_FRAGMENTO DEL DOCUMENTO:_
━━━━

Mi marido y yo nos separamos recientemente y, en cuestión de unas semanas, la vida que habíamos construido juntos se desarmó, como un puzle convertido en un montón de piezas con los bordes recortados. A veces, la matriz de un puzle no se detecta una vez montado —hay creadores de puzles magistrales que presumen de estas cosas—, pero, en general, se nota. La luz incide en las hendiduras de la superficie y únicamente vista de lejos la imagen parece completa. A mi hija pequeña le gusta hacer puzles. A la mayor no: construye casas de cartón, recintos en los que todo el mundo tiene que estar callado y quieto. En ambas actividades veo un intento de ejercer el control por distintas vías, pero también intuyo que demuestran que hay más de un modo de ser paciente y que la intolerancia puede adoptar formas muy diversas. (...)
Mis hijas se toman quizá demasiado en serio estas diferencias de temperamento. A las dos les fastidia la tendencia contraria de la otra: de hecho, casi diría que dedicarse a actividades diferentes es para ellas una forma de discutir. Al fin y al cabo, discutir no es más que la necesidad imperiosa de definirse a uno mismo. Y alguna vez me he preguntado si una de las dificultades de la vida familiar moderna, con su alegría continua, su optimismo totalmente infundado, su dependencia no de Dios o de la economía, sino del principio del amor, no reside quizá en la incapacidad de reconocer —y tomar precauciones para protegerse— la necesidad humana de entrar en guerra. (...)

━━━━

_TAREA A:_
Responde a estas preguntas a partir del fragmento:
(i) ¿Qué le gusta hacer a la hija pequeña?
(ii) ¿Qué construye la hija mayor?
(iii) ¿Qué es discutir, según el fragmento?
_TAREA B:_ Extrae del fragmento el pasaje que va desde "Mis hijas se" hasta "en guerra. (...)", este último incluido.

━━━━

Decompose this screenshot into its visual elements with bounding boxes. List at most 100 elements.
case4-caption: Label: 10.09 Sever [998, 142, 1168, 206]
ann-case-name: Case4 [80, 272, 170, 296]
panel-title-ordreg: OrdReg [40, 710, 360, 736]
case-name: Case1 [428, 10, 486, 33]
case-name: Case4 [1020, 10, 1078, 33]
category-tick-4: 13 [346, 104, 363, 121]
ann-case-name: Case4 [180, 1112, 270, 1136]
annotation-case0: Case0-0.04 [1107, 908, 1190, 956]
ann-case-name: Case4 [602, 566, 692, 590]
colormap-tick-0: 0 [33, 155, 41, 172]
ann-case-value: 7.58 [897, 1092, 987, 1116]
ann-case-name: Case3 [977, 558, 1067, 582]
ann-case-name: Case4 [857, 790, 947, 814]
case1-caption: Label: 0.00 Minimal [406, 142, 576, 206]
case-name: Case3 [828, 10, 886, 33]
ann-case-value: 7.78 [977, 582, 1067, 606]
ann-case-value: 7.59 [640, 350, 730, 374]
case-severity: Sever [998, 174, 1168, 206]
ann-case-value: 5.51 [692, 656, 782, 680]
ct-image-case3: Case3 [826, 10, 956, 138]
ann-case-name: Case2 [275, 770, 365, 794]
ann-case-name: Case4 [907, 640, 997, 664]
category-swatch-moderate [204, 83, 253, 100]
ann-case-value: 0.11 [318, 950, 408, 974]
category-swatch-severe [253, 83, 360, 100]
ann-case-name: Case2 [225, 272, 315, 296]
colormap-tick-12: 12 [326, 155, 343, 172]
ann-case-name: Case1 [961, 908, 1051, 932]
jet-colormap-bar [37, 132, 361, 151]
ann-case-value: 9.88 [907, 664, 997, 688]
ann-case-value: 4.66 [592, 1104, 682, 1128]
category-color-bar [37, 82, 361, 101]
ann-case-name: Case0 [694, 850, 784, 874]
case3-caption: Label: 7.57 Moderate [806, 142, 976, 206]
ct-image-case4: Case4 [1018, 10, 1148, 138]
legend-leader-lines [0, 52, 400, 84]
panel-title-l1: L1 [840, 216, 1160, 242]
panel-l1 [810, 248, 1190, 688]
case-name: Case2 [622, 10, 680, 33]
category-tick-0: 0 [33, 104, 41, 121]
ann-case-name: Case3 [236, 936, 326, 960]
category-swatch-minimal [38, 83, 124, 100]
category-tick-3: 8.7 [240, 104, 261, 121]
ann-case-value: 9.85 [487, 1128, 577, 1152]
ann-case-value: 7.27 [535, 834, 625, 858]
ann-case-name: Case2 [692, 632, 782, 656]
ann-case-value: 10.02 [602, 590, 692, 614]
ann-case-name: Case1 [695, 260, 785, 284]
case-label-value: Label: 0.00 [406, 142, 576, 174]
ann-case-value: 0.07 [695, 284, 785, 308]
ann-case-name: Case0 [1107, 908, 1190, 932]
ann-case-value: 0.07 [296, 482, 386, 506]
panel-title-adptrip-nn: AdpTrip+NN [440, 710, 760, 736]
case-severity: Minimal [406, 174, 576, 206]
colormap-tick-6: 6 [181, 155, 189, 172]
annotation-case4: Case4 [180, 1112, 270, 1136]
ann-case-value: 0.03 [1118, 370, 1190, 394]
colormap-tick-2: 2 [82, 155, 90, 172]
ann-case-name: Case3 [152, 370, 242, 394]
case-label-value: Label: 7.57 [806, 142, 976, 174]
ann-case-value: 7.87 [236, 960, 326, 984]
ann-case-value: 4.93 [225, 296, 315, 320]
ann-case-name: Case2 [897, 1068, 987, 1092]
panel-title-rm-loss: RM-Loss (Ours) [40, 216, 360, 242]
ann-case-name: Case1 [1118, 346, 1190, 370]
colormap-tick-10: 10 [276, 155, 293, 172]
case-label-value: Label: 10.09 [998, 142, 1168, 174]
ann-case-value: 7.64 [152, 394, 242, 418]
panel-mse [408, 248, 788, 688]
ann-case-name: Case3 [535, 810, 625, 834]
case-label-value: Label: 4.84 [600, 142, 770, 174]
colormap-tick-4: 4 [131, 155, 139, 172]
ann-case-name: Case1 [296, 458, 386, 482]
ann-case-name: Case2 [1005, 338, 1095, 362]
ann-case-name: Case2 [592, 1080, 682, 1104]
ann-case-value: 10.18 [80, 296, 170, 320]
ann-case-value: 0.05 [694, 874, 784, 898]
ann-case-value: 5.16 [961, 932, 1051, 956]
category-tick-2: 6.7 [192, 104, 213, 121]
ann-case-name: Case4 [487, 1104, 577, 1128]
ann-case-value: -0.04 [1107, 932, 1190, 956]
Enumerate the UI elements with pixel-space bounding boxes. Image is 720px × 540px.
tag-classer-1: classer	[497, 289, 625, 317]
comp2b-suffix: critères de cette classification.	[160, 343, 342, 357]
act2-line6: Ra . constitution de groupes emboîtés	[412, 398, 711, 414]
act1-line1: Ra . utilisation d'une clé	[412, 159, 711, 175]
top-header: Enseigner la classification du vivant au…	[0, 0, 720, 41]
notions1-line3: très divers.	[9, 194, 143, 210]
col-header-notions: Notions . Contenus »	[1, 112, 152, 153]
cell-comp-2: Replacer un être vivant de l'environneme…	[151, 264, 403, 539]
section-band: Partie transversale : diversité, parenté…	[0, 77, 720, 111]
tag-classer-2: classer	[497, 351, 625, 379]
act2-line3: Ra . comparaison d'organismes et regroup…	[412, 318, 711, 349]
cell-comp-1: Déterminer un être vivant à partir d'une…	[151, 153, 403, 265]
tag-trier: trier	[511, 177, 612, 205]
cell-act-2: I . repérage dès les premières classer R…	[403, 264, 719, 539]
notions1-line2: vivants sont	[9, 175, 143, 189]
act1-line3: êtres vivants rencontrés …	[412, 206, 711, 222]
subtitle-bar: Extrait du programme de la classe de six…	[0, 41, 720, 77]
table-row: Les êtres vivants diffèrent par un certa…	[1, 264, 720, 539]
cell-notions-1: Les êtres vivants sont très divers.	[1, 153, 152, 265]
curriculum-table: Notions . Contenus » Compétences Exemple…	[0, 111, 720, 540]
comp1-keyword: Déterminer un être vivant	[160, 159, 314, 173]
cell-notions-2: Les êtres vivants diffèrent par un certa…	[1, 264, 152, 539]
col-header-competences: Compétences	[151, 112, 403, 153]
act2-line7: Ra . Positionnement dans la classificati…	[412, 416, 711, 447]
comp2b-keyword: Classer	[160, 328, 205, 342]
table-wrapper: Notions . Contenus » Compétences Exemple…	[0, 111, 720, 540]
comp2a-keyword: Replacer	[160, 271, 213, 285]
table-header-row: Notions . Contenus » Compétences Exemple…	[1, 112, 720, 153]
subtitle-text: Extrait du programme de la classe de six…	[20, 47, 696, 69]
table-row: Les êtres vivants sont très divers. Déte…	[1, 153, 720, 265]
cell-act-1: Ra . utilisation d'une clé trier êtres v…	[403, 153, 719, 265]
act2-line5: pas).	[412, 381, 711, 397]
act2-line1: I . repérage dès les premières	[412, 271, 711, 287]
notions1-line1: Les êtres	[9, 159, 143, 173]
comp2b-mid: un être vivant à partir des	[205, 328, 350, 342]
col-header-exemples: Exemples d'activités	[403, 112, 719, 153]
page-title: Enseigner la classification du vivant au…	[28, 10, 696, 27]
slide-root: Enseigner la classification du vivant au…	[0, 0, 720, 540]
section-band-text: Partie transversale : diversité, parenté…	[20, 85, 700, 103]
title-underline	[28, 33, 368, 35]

━━━━

_RESPUESTA ESPERADA A:_
(i) Hacer puzles.
(ii) Casas de cartón, recintos en los que todo el mundo tiene que estar callado y quieto.
(iii) No es más que la necesidad imperiosa de definirse a uno mismo.

_RESPUESTA ESPERADA B:_
Mis hijas se toman quizá demasiado en serio estas diferencias de temperamento. A las dos les fastidia la tendencia contraria de la otra: de hecho, casi diría que dedicarse a actividades diferentes es para ellas una forma de discutir. Al fin y al cabo, discutir no es más que la necesidad imperiosa de definirse a uno mismo. Y alguna vez me he preguntado si una de las dificultades de la vida familiar moderna, con su alegría continua, su optimismo totalmente infundado, su dependencia no de Dios o de la economía, sino del principio del amor, no reside quizá en la incapacidad de reconocer —y tomar precauciones para protegerse— la necesidad humana de entrar en guerra. (...)